Extracted data entries
* START *
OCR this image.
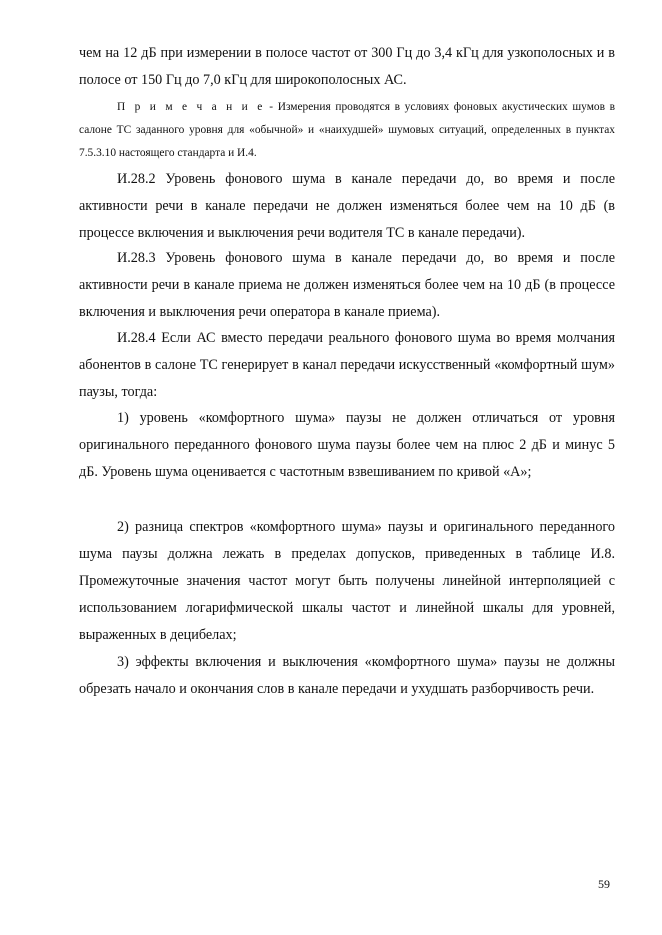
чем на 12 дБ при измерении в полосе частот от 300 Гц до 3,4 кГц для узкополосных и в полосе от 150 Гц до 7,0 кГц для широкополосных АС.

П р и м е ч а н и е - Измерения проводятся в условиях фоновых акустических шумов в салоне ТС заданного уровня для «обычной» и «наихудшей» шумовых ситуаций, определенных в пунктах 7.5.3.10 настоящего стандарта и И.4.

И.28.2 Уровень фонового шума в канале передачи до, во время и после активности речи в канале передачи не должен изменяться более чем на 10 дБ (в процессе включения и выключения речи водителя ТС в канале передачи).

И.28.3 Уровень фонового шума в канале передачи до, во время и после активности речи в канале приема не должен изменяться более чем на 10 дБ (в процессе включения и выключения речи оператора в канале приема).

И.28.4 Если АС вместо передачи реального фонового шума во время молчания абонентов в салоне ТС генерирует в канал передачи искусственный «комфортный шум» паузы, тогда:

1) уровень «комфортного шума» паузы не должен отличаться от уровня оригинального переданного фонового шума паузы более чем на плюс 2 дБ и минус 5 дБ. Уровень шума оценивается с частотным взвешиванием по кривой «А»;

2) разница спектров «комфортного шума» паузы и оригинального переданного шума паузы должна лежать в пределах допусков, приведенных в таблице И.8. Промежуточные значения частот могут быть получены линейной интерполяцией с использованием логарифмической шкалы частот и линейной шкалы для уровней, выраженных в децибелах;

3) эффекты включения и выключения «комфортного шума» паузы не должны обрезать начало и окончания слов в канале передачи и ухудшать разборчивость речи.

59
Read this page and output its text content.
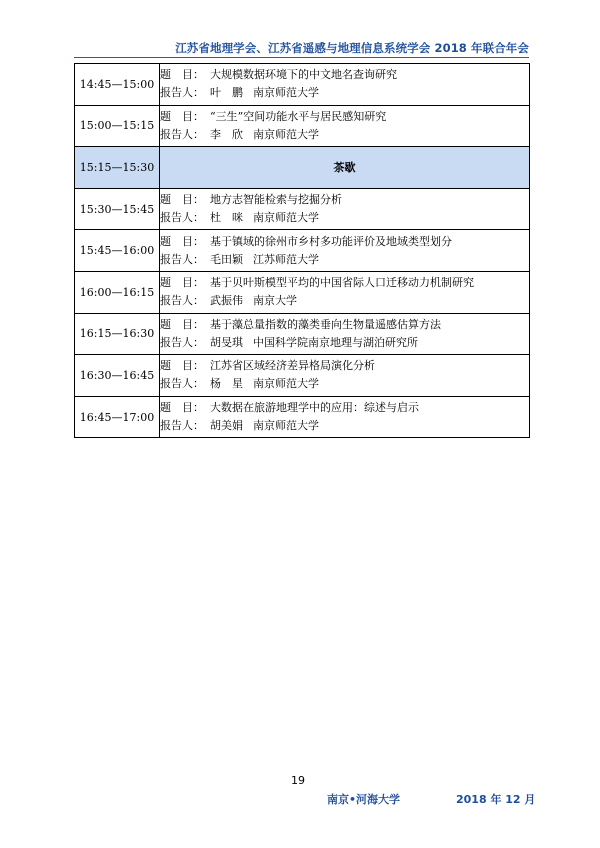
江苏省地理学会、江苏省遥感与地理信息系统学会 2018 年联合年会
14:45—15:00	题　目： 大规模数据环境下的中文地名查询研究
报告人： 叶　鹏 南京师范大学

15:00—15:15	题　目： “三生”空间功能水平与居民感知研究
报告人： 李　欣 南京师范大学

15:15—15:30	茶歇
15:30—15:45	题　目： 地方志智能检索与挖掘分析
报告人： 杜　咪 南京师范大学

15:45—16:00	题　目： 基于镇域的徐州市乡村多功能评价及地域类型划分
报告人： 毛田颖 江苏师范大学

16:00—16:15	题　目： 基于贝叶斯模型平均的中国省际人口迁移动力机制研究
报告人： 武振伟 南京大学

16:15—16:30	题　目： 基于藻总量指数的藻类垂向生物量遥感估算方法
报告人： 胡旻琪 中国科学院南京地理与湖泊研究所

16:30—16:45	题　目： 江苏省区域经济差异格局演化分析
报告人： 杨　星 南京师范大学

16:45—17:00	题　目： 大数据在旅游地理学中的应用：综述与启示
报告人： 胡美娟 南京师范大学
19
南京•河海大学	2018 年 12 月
* END *
» **PROMPT**
Your task is to reproduce all of the material exactly. The pictures stay out.

» **RESULT OF THIS EXERCISE**
OCR this image.
чем на 12 дБ при измерении в полосе частот от 300 Гц до 3,4 кГц для узкополосных и в полосе от 150 Гц до 7,0 кГц для широкополосных АС.

П р и м е ч а н и е - Измерения проводятся в условиях фоновых акустических шумов в салоне ТС заданного уровня для «обычной» и «наихудшей» шумовых ситуаций, определенных в пунктах 7.5.3.10 настоящего стандарта и И.4.

И.28.2 Уровень фонового шума в канале передачи до, во время и после активности речи в канале передачи не должен изменяться более чем на 10 дБ (в процессе включения и выключения речи водителя ТС в канале передачи).

И.28.3 Уровень фонового шума в канале передачи до, во время и после активности речи в канале приема не должен изменяться более чем на 10 дБ (в процессе включения и выключения речи оператора в канале приема).

И.28.4 Если АС вместо передачи реального фонового шума во время молчания абонентов в салоне ТС генерирует в канал передачи искусственный «комфортный шум» паузы, тогда:

1) уровень «комфортного шума» паузы не должен отличаться от уровня оригинального переданного фонового шума паузы более чем на плюс 2 дБ и минус 5 дБ. Уровень шума оценивается с частотным взвешиванием по кривой «А»;

2) разница спектров «комфортного шума» паузы и оригинального переданного шума паузы должна лежать в пределах допусков, приведенных в таблице И.8. Промежуточные значения частот могут быть получены линейной интерполяцией с использованием логарифмической шкалы частот и линейной шкалы для уровней, выраженных в децибелах;

3) эффекты включения и выключения «комфортного шума» паузы не должны обрезать начало и окончания слов в канале передачи и ухудшать разборчивость речи.

59
Read this page and output its text content.
江苏省地理学会、江苏省遥感与地理信息系统学会 2018 年联合年会
14:45—15:00	题　目： 大规模数据环境下的中文地名查询研究
报告人： 叶　鹏 南京师范大学

15:00—15:15	题　目： “三生”空间功能水平与居民感知研究
报告人： 李　欣 南京师范大学

15:15—15:30	茶歇
15:30—15:45	题　目： 地方志智能检索与挖掘分析
报告人： 杜　咪 南京师范大学

15:45—16:00	题　目： 基于镇域的徐州市乡村多功能评价及地域类型划分
报告人： 毛田颖 江苏师范大学

16:00—16:15	题　目： 基于贝叶斯模型平均的中国省际人口迁移动力机制研究
报告人： 武振伟 南京大学

16:15—16:30	题　目： 基于藻总量指数的藻类垂向生物量遥感估算方法
报告人： 胡旻琪 中国科学院南京地理与湖泊研究所

16:30—16:45	题　目： 江苏省区域经济差异格局演化分析
报告人： 杨　星 南京师范大学

16:45—17:00	题　目： 大数据在旅游地理学中的应用：综述与启示
报告人： 胡美娟 南京师范大学
19
南京•河海大学	2018 年 12 月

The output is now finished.